= Data shown =
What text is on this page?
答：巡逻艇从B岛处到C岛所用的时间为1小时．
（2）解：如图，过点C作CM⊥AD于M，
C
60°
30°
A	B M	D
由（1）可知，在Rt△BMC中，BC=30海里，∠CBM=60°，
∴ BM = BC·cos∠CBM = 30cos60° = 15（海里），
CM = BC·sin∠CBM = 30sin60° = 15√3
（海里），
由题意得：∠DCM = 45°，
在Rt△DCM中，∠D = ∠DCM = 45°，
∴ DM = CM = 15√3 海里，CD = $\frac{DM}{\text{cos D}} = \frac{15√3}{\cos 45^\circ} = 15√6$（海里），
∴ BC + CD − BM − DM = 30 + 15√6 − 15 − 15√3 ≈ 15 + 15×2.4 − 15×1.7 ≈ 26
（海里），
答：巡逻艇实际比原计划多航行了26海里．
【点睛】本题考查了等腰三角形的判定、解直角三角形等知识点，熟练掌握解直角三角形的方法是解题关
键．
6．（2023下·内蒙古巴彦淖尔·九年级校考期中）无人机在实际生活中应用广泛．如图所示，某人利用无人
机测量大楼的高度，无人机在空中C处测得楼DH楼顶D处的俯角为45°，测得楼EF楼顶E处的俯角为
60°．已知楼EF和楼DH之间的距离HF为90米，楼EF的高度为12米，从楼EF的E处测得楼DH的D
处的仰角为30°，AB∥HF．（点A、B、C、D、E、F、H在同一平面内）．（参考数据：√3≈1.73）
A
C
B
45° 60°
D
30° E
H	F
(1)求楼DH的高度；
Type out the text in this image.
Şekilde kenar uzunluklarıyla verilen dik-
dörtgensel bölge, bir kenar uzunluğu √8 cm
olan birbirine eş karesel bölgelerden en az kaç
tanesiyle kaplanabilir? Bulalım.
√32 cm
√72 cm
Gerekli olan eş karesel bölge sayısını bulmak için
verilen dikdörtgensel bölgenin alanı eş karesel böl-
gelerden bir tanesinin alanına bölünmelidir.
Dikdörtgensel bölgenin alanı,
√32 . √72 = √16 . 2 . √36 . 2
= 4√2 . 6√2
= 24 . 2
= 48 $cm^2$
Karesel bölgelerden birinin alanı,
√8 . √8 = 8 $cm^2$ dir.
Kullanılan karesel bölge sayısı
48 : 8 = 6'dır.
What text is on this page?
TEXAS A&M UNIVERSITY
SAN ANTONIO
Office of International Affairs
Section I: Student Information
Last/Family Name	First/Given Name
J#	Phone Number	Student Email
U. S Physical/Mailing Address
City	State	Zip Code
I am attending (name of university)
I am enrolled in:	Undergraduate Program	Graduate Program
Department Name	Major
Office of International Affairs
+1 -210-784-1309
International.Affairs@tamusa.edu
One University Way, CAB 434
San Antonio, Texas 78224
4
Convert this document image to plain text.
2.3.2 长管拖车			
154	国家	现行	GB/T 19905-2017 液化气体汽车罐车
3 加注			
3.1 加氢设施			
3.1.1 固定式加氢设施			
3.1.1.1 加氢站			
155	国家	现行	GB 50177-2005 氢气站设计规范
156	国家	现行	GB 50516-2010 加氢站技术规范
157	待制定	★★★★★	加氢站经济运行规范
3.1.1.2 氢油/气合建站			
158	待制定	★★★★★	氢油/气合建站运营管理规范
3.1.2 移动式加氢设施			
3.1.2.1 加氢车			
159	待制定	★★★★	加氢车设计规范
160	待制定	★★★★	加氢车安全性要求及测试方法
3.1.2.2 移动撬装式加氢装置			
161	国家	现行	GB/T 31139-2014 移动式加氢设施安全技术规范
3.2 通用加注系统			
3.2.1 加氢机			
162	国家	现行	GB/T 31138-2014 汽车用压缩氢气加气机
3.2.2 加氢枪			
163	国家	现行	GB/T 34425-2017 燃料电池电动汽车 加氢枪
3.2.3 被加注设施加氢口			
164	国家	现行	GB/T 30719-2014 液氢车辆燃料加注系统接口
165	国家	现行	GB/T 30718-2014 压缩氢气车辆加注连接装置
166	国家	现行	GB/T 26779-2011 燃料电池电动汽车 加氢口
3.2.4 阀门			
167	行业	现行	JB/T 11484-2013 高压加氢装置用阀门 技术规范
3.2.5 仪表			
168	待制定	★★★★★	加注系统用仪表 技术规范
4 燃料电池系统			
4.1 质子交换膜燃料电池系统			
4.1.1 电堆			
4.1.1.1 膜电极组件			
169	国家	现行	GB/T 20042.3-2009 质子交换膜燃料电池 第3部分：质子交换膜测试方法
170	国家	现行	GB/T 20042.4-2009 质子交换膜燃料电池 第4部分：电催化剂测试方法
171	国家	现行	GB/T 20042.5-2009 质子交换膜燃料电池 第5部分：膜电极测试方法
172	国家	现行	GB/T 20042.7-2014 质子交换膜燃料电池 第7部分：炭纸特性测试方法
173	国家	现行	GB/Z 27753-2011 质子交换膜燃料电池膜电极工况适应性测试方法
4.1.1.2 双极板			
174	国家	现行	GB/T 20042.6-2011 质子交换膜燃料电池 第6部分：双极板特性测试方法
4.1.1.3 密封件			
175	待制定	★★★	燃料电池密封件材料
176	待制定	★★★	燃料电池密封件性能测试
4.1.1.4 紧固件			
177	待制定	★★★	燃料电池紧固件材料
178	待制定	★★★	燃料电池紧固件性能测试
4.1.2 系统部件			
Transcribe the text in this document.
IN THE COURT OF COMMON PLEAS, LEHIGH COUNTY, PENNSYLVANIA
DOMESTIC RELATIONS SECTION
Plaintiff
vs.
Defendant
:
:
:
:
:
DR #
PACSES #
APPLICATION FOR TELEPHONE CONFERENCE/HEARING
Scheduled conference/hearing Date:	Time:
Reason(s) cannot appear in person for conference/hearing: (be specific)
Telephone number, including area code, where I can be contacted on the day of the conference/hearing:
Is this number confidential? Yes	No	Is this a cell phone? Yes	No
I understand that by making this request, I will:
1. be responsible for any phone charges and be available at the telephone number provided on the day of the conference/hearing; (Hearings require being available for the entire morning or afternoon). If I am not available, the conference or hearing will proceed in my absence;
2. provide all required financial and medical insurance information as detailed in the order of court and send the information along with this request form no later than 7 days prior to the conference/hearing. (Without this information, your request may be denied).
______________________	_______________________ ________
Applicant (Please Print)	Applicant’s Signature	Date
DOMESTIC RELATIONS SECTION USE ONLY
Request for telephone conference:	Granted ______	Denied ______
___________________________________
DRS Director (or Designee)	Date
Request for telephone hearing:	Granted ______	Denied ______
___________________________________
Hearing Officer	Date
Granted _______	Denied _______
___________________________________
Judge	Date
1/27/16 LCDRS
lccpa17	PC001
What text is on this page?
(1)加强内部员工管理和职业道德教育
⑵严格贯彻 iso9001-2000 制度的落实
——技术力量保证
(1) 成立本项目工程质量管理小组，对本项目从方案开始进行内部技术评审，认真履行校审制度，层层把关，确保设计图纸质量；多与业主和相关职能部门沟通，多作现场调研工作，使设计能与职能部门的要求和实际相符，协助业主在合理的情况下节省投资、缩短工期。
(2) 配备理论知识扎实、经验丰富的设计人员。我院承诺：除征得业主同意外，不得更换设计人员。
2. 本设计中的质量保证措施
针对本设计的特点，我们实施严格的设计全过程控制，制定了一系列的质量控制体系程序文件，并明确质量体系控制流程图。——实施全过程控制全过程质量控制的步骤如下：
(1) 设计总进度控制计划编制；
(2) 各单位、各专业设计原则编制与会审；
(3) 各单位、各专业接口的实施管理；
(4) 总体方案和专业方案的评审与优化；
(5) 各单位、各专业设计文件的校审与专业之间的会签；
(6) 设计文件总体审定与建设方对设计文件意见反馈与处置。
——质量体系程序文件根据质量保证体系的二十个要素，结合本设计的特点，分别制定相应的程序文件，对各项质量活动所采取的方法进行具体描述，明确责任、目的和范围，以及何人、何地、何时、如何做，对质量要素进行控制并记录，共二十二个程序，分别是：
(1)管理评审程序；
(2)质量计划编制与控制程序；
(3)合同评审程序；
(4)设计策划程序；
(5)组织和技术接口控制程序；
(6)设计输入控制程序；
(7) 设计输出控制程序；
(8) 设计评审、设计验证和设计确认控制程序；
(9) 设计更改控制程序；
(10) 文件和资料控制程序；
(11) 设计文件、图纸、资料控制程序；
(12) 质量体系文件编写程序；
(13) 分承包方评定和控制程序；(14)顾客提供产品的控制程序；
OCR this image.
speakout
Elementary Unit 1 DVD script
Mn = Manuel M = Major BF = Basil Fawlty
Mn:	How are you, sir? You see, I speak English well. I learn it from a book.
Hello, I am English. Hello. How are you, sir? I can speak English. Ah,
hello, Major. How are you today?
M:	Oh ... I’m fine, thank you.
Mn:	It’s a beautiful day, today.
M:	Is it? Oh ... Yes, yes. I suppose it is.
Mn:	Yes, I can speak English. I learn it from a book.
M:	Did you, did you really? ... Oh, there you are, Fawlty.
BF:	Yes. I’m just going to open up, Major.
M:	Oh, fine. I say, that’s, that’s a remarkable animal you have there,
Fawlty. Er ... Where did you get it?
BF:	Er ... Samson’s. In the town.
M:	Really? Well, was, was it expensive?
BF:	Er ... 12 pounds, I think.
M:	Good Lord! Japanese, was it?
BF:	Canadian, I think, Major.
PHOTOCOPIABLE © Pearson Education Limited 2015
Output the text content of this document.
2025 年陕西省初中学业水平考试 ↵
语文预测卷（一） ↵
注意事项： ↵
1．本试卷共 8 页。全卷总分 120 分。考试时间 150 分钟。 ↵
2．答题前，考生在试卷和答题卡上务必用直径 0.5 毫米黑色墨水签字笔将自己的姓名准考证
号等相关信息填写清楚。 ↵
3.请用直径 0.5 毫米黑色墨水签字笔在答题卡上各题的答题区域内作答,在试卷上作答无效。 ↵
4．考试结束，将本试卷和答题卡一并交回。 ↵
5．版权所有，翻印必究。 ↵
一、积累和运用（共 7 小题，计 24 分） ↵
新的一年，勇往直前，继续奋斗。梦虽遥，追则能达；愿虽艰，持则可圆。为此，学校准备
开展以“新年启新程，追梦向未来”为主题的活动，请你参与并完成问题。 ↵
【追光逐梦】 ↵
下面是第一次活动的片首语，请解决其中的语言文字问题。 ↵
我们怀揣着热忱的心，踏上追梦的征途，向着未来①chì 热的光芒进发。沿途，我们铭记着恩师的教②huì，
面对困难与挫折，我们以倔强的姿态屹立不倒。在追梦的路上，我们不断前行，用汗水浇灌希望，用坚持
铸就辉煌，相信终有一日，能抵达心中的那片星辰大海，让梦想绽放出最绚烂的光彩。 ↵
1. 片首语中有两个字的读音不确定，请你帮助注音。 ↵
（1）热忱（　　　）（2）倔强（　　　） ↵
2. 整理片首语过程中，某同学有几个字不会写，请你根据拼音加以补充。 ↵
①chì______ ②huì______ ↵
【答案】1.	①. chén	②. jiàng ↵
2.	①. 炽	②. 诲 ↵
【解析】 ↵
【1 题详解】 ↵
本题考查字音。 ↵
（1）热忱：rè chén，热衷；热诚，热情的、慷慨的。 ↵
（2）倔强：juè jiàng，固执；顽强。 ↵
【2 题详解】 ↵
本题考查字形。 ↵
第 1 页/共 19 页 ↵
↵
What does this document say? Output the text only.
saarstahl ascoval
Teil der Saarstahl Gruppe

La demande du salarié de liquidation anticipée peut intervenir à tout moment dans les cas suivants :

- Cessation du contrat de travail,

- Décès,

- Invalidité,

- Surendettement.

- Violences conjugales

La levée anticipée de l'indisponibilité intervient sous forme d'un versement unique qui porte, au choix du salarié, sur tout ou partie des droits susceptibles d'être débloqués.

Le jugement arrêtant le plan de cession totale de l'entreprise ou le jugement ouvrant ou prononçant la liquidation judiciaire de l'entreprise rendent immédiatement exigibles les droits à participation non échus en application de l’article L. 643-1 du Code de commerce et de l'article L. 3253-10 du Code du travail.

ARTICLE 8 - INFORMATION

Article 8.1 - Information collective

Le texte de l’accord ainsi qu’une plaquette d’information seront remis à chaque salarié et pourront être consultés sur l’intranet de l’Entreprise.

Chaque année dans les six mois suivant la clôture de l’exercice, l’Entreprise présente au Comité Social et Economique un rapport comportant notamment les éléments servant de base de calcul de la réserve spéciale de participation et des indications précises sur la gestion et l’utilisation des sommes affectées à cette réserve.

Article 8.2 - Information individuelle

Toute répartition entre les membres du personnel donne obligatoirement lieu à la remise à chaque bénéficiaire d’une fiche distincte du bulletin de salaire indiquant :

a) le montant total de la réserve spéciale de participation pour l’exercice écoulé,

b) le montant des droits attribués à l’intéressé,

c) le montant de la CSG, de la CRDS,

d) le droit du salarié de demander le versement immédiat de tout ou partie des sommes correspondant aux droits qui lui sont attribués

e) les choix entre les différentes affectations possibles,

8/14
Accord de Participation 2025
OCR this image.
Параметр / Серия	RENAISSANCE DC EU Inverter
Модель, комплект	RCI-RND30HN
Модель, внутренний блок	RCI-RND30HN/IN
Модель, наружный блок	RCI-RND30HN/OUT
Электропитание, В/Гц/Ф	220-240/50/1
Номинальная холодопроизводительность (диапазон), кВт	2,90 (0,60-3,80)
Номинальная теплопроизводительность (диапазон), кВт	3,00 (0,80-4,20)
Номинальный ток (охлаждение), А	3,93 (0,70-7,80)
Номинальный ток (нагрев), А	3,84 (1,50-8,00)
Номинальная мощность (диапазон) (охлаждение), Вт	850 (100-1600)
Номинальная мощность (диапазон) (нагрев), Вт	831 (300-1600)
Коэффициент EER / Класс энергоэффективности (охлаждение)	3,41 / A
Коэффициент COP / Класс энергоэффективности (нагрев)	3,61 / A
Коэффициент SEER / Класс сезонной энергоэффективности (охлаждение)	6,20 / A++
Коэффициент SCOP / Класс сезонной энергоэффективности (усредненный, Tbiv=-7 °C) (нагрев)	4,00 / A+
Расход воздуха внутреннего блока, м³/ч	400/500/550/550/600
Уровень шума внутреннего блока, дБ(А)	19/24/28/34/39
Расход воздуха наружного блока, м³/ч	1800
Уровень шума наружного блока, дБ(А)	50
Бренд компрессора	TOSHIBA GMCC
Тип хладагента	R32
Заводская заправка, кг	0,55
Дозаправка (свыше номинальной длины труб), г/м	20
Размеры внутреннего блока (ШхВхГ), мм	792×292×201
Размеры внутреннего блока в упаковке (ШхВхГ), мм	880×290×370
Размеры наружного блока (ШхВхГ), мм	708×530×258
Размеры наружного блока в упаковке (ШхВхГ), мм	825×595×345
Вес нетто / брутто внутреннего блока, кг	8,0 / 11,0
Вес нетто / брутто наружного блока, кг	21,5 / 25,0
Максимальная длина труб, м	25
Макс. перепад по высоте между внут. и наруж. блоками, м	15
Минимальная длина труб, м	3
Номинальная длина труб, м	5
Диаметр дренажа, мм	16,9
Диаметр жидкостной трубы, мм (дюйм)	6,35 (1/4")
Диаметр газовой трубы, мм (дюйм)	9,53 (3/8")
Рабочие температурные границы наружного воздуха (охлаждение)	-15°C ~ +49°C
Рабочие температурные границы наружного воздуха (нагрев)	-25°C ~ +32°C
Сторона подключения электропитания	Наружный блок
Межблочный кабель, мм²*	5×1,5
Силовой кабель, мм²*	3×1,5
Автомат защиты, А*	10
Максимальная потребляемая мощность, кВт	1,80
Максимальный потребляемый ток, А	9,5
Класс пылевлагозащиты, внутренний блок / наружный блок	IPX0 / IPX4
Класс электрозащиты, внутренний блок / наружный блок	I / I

= Problem requirements =
Work out how many lines of the listing above include "Номинальная". Answer with the number and nothing more.

= The reply =
5